- _Exercise prompt_: In the listing below, identify each line with the word "Enhancer" and return those lines.

────────────────────────────────────────

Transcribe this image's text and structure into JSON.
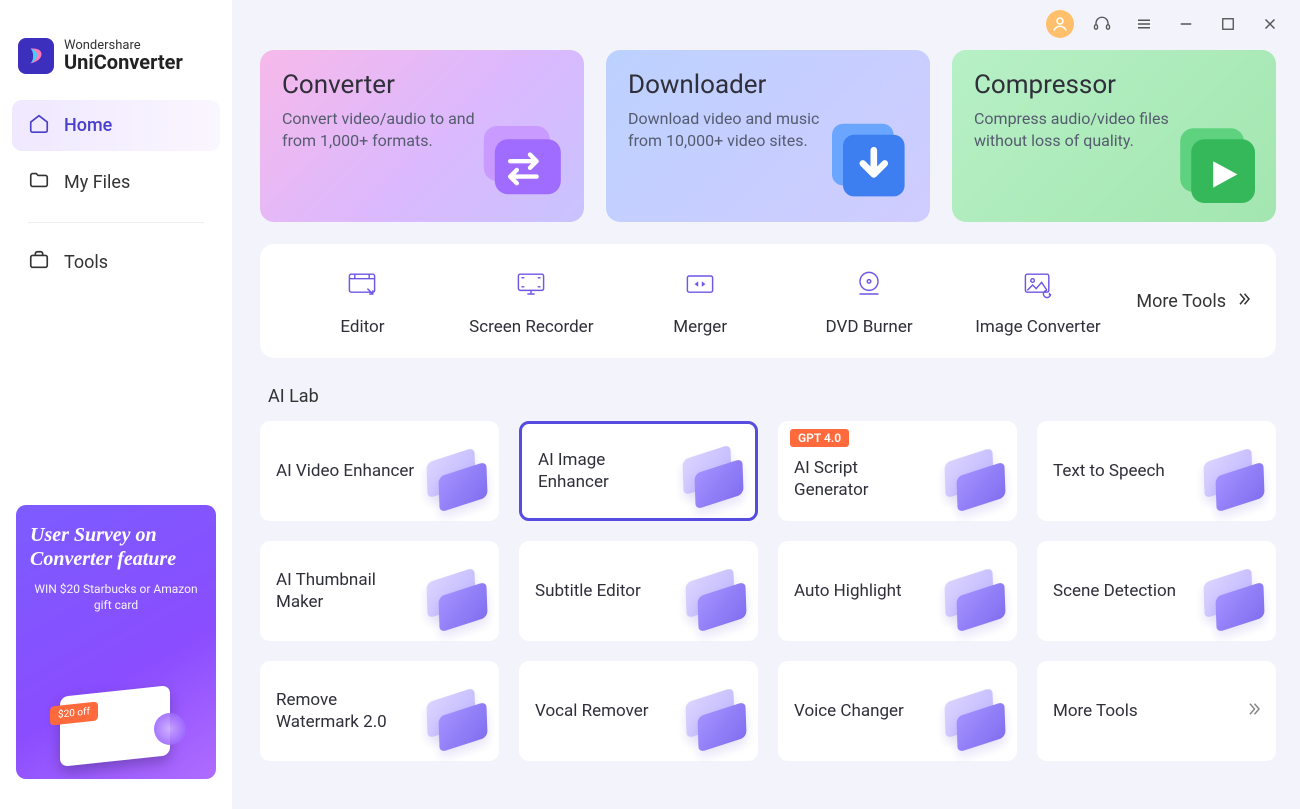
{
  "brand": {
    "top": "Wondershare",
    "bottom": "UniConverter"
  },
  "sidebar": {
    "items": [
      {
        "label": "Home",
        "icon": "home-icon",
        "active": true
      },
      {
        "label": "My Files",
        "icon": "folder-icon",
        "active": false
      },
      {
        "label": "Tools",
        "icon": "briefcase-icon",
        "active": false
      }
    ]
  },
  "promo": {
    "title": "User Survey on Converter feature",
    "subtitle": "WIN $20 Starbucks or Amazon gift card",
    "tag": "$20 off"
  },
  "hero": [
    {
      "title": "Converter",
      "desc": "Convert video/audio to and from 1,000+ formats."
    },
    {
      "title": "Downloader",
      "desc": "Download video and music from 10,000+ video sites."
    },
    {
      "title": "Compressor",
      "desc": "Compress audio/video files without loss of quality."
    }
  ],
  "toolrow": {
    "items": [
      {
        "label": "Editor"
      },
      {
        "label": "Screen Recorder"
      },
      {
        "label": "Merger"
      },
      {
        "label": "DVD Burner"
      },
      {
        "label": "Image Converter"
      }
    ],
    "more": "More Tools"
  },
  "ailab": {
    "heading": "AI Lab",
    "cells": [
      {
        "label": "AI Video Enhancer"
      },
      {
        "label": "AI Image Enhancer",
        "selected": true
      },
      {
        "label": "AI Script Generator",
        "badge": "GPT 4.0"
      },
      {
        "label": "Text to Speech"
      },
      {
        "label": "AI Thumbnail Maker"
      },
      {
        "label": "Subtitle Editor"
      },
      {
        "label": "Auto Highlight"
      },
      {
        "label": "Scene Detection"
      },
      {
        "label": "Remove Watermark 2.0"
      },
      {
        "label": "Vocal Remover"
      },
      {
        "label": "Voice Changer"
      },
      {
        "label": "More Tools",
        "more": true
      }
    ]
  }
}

────────────────────────────────────────

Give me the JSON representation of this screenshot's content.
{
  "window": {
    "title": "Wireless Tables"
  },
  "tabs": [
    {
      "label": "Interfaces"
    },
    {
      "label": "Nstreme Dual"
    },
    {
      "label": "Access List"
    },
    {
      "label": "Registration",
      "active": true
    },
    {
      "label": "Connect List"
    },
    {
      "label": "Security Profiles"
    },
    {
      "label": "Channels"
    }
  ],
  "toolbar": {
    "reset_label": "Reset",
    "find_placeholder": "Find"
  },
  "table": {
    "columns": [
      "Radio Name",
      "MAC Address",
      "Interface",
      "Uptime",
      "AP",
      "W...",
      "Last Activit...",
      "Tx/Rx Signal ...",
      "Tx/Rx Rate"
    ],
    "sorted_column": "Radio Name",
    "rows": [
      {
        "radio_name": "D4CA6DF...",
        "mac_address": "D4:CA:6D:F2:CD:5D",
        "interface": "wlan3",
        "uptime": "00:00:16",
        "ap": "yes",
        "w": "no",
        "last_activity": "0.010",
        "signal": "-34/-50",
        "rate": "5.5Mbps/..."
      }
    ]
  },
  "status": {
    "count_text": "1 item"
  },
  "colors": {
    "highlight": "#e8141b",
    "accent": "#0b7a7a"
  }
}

────────────────────────────────────────

- _Task answer_:
        "label": "AI Video Enhancer"
        "label": "AI Image Enhancer",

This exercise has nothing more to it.